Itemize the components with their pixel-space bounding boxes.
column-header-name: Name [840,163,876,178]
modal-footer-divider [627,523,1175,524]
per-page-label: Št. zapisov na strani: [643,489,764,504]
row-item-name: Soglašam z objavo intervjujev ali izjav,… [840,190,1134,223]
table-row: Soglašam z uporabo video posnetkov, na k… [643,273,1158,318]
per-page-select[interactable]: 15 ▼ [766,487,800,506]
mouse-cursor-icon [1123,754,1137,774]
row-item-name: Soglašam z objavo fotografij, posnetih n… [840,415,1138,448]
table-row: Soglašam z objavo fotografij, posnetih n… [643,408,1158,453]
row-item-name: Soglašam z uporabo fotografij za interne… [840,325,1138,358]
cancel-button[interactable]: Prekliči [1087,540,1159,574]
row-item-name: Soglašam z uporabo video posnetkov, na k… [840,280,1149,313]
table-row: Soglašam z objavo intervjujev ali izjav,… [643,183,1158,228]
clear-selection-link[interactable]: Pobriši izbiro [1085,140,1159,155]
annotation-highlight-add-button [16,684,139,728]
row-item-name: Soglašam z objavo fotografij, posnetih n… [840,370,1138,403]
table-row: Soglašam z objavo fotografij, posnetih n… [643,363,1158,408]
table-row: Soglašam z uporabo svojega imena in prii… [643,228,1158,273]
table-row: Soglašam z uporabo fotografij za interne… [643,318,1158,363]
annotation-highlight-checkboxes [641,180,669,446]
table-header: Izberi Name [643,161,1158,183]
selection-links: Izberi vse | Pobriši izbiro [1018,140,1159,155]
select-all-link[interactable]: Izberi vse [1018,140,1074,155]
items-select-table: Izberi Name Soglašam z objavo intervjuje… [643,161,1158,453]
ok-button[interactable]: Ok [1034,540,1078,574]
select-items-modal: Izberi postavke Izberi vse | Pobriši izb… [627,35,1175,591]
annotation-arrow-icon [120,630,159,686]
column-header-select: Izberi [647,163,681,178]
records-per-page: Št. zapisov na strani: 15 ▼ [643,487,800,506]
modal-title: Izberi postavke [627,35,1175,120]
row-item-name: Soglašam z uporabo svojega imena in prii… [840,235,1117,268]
———
| Your goal |
Extract the lines of the records from the first one through the line containing "annotation-highlight-add-button [16,684,139,728]", including that line, and copy them without any changes.

| Result of the task |
Itemize the components with their pixel-space bounding boxes.
column-header-name: Name [840,163,876,178]
modal-footer-divider [627,523,1175,524]
per-page-label: Št. zapisov na strani: [643,489,764,504]
row-item-name: Soglašam z objavo intervjujev ali izjav,… [840,190,1134,223]
table-row: Soglašam z uporabo video posnetkov, na k… [643,273,1158,318]
per-page-select[interactable]: 15 ▼ [766,487,800,506]
mouse-cursor-icon [1123,754,1137,774]
row-item-name: Soglašam z objavo fotografij, posnetih n… [840,415,1138,448]
table-row: Soglašam z objavo fotografij, posnetih n… [643,408,1158,453]
row-item-name: Soglašam z uporabo fotografij za interne… [840,325,1138,358]
cancel-button[interactable]: Prekliči [1087,540,1159,574]
row-item-name: Soglašam z uporabo video posnetkov, na k… [840,280,1149,313]
table-row: Soglašam z objavo intervjujev ali izjav,… [643,183,1158,228]
clear-selection-link[interactable]: Pobriši izbiro [1085,140,1159,155]
annotation-highlight-add-button [16,684,139,728]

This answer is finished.